Render the rows below as a JSON list of strings, one string per line with blank lines omitted, starting at the first line and ending at the line that contains "x-axis-title: Ω xyxy=(959,455,973,475)".

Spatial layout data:
··········
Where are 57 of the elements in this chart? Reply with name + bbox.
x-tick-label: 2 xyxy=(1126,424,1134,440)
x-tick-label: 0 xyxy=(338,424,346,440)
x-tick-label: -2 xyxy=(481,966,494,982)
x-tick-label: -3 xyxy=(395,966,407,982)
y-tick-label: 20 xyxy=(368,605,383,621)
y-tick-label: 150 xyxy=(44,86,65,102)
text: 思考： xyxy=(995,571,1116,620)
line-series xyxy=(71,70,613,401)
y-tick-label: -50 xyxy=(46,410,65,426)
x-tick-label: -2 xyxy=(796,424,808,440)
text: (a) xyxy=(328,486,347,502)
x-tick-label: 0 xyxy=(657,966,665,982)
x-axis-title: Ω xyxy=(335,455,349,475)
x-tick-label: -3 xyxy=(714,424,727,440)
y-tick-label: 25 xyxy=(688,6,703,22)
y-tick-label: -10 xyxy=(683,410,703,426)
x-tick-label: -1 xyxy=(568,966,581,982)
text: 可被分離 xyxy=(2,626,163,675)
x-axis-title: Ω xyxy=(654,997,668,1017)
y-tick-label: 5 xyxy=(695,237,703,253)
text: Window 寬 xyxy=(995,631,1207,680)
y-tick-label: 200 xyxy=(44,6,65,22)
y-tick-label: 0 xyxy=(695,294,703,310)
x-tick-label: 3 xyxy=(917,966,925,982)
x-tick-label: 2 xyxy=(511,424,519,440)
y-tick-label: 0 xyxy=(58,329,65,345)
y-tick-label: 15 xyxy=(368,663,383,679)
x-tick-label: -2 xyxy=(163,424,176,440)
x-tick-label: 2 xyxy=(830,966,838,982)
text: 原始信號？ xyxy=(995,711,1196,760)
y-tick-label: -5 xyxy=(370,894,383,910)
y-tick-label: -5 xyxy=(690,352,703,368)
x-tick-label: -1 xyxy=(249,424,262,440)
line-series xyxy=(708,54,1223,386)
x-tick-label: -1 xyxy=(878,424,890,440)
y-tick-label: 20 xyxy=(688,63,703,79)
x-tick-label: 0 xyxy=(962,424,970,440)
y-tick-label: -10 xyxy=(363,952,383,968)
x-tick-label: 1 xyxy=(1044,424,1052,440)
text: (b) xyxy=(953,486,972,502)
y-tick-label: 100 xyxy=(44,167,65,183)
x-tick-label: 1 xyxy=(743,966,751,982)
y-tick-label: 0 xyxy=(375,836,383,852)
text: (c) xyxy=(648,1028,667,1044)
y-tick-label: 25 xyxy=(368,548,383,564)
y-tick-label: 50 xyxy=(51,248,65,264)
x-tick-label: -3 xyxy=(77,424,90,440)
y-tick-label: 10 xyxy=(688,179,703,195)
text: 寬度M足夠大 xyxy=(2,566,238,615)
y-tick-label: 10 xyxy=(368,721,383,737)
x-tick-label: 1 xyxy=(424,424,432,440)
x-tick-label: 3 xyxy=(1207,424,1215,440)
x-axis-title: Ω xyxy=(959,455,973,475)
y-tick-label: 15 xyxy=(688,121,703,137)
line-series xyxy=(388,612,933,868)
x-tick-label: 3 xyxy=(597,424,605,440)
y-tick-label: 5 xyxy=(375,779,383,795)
··········
== COMPLETED EXERCISE ==
[
  "Where are 57 of the elements in this chart? Reply with name + bbox.",
  "x-tick-label: 2 xyxy=(1126,424,1134,440)",
  "x-tick-label: 0 xyxy=(338,424,346,440)",
  "x-tick-label: -2 xyxy=(481,966,494,982)",
  "x-tick-label: -3 xyxy=(395,966,407,982)",
  "y-tick-label: 20 xyxy=(368,605,383,621)",
  "y-tick-label: 150 xyxy=(44,86,65,102)",
  "text: 思考： xyxy=(995,571,1116,620)",
  "line-series xyxy=(71,70,613,401)",
  "y-tick-label: -50 xyxy=(46,410,65,426)",
  "x-tick-label: -2 xyxy=(796,424,808,440)",
  "text: (a) xyxy=(328,486,347,502)",
  "x-tick-label: 0 xyxy=(657,966,665,982)",
  "x-axis-title: Ω xyxy=(335,455,349,475)",
  "x-tick-label: -3 xyxy=(714,424,727,440)",
  "y-tick-label: 25 xyxy=(688,6,703,22)",
  "y-tick-label: -10 xyxy=(683,410,703,426)",
  "x-tick-label: -1 xyxy=(568,966,581,982)",
  "text: 可被分離 xyxy=(2,626,163,675)",
  "x-axis-title: Ω xyxy=(654,997,668,1017)",
  "y-tick-label: 5 xyxy=(695,237,703,253)",
  "text: Window 寬 xyxy=(995,631,1207,680)",
  "y-tick-label: 200 xyxy=(44,6,65,22)",
  "y-tick-label: 0 xyxy=(695,294,703,310)",
  "x-tick-label: 3 xyxy=(917,966,925,982)",
  "x-tick-label: 2 xyxy=(511,424,519,440)",
  "y-tick-label: 0 xyxy=(58,329,65,345)",
  "y-tick-label: 15 xyxy=(368,663,383,679)",
  "x-tick-label: -2 xyxy=(163,424,176,440)",
  "x-tick-label: 2 xyxy=(830,966,838,982)",
  "text: 原始信號？ xyxy=(995,711,1196,760)",
  "y-tick-label: -5 xyxy=(370,894,383,910)",
  "y-tick-label: -5 xyxy=(690,352,703,368)",
  "x-tick-label: -1 xyxy=(249,424,262,440)",
  "line-series xyxy=(708,54,1223,386)",
  "x-tick-label: -1 xyxy=(878,424,890,440)",
  "y-tick-label: 20 xyxy=(688,63,703,79)",
  "x-tick-label: 0 xyxy=(962,424,970,440)",
  "y-tick-label: -10 xyxy=(363,952,383,968)",
  "x-tick-label: 1 xyxy=(1044,424,1052,440)",
  "text: (b) xyxy=(953,486,972,502)",
  "y-tick-label: 100 xyxy=(44,167,65,183)",
  "x-tick-label: 1 xyxy=(743,966,751,982)",
  "y-tick-label: 0 xyxy=(375,836,383,852)",
  "text: (c) xyxy=(648,1028,667,1044)",
  "y-tick-label: 25 xyxy=(368,548,383,564)",
  "y-tick-label: 50 xyxy=(51,248,65,264)",
  "x-tick-label: -3 xyxy=(77,424,90,440)",
  "y-tick-label: 10 xyxy=(688,179,703,195)",
  "text: 寬度M足夠大 xyxy=(2,566,238,615)",
  "y-tick-label: 10 xyxy=(368,721,383,737)",
  "x-tick-label: 1 xyxy=(424,424,432,440)",
  "x-tick-label: 3 xyxy=(1207,424,1215,440)",
  "x-axis-title: Ω xyxy=(959,455,973,475)"
]